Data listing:
----------
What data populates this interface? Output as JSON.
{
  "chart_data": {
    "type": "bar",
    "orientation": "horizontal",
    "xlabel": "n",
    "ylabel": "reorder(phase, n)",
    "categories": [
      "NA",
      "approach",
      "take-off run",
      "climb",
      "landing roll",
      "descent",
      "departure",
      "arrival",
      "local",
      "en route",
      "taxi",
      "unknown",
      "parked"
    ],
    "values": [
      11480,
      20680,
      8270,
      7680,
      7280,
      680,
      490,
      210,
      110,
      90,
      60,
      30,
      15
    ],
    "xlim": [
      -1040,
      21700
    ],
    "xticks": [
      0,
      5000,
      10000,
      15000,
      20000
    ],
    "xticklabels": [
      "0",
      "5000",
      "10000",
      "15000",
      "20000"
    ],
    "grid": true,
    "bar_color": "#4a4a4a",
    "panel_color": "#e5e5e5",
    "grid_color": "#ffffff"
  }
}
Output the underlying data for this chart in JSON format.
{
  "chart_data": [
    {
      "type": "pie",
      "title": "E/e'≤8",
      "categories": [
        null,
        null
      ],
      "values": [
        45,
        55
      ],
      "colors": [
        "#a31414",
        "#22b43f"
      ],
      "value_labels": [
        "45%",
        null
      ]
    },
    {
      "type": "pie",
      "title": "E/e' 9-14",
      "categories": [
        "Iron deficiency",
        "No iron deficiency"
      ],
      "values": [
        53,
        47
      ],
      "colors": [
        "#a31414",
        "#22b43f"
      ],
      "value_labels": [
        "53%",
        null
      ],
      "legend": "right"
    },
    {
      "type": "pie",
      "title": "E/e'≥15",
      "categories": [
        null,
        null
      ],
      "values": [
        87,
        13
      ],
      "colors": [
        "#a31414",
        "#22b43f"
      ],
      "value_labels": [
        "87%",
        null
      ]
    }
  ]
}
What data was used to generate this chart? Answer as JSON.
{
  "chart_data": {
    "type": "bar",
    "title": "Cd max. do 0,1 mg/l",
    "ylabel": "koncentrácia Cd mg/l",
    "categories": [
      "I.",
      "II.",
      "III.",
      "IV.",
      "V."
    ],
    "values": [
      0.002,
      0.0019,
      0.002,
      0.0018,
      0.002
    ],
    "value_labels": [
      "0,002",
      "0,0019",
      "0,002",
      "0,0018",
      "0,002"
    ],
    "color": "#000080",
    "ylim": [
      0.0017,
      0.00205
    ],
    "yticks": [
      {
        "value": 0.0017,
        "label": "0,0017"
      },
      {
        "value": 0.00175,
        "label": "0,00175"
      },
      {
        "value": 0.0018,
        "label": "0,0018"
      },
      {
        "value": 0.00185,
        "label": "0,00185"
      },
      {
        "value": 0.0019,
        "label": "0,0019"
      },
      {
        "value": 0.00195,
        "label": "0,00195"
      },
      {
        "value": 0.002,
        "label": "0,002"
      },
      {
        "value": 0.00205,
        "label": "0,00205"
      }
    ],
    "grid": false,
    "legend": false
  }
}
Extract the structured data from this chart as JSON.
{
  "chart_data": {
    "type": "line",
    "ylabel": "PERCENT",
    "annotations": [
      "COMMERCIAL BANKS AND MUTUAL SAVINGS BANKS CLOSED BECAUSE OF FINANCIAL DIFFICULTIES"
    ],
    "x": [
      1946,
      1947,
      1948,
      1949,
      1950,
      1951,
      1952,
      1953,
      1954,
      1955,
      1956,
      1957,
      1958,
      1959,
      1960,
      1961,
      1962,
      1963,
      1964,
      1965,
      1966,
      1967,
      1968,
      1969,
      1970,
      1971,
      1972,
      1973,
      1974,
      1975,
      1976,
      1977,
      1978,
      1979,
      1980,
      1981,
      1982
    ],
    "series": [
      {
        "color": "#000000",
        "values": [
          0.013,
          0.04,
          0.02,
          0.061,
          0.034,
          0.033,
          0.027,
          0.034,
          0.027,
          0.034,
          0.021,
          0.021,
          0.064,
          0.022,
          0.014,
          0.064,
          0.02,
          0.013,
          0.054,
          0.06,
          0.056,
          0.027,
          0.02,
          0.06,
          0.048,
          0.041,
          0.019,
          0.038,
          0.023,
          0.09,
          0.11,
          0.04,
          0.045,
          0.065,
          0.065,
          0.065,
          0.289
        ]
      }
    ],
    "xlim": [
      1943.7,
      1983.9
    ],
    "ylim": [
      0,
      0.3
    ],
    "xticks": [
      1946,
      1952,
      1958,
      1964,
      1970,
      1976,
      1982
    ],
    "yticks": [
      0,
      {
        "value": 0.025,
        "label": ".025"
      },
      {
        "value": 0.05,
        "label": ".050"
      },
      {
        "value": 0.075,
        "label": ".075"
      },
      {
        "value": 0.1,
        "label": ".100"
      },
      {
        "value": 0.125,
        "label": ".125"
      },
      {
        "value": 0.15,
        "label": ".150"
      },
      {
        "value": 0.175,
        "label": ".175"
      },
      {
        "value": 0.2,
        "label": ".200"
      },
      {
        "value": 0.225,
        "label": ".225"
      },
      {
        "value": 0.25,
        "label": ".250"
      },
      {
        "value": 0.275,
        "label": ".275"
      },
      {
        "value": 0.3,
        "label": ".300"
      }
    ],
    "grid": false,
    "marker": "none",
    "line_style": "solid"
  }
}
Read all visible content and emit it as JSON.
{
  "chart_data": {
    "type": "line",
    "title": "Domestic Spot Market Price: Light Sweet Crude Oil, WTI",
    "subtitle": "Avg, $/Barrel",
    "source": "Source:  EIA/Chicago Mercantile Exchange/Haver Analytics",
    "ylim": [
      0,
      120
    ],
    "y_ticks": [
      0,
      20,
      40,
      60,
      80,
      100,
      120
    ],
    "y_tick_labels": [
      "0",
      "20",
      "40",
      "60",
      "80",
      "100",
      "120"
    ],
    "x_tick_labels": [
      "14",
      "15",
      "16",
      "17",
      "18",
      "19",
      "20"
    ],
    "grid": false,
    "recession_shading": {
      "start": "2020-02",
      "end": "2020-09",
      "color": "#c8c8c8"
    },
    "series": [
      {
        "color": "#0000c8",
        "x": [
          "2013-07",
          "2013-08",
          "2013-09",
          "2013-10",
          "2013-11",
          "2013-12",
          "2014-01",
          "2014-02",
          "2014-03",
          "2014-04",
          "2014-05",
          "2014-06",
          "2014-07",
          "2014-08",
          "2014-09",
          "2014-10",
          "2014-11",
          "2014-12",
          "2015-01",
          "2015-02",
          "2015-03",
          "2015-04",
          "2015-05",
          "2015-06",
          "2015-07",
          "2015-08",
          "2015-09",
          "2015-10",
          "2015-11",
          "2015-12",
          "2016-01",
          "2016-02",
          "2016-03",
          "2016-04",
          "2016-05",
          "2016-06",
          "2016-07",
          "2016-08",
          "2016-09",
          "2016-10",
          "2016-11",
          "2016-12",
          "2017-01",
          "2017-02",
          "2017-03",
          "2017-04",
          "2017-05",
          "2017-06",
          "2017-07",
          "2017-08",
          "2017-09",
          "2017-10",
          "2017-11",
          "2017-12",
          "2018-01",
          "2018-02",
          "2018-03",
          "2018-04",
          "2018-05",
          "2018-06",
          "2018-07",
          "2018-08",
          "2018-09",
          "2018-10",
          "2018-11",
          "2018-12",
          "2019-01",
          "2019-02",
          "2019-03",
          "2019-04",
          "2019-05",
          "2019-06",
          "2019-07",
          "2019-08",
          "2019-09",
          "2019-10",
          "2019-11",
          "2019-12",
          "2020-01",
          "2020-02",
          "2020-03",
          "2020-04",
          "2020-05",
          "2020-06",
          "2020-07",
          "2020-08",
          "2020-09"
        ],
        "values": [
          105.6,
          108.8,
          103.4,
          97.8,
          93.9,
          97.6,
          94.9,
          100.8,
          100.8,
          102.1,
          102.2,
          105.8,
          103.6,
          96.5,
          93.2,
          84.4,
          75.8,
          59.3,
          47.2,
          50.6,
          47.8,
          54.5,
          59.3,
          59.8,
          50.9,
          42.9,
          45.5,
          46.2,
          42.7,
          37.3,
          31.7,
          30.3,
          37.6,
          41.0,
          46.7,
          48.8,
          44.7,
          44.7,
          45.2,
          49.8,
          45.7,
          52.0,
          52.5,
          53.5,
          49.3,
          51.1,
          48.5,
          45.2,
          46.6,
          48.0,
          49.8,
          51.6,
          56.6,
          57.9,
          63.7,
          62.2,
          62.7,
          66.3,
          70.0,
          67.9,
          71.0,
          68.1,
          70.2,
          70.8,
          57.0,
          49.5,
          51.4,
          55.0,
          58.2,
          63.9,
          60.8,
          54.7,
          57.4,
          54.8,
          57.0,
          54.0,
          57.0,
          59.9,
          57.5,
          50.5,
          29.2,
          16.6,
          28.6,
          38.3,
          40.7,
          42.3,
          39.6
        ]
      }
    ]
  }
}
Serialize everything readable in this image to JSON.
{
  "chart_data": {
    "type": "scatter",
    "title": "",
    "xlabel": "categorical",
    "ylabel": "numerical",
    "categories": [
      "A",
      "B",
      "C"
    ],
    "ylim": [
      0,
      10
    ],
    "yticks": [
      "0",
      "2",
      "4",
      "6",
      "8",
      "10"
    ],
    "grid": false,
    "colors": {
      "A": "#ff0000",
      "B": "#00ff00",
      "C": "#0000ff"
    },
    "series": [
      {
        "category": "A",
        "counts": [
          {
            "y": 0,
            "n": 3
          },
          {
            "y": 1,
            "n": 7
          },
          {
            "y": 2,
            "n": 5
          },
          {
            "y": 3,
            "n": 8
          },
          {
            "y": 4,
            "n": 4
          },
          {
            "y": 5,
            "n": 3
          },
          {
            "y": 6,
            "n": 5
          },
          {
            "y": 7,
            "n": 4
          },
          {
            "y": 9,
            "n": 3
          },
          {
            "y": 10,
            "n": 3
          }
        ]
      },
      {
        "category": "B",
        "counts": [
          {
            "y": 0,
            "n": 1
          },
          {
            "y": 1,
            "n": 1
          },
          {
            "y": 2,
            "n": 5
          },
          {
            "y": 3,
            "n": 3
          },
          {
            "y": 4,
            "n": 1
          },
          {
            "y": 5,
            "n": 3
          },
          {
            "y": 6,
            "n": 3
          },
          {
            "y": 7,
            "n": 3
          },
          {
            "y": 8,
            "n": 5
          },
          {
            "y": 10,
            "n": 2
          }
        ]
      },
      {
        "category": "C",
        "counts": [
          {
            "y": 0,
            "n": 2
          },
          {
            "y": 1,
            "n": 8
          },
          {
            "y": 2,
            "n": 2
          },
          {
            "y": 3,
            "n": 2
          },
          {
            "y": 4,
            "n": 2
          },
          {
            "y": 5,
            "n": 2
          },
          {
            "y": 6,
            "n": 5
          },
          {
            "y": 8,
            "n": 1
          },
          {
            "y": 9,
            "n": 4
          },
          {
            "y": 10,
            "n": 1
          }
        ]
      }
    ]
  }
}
----------
**WHAT YOU ARE ASKED TO DO:**
Select all lines in the listing that include the word "deficiency".

**TASK RESPONSE:**
        "Iron deficiency",
        "No iron deficiency"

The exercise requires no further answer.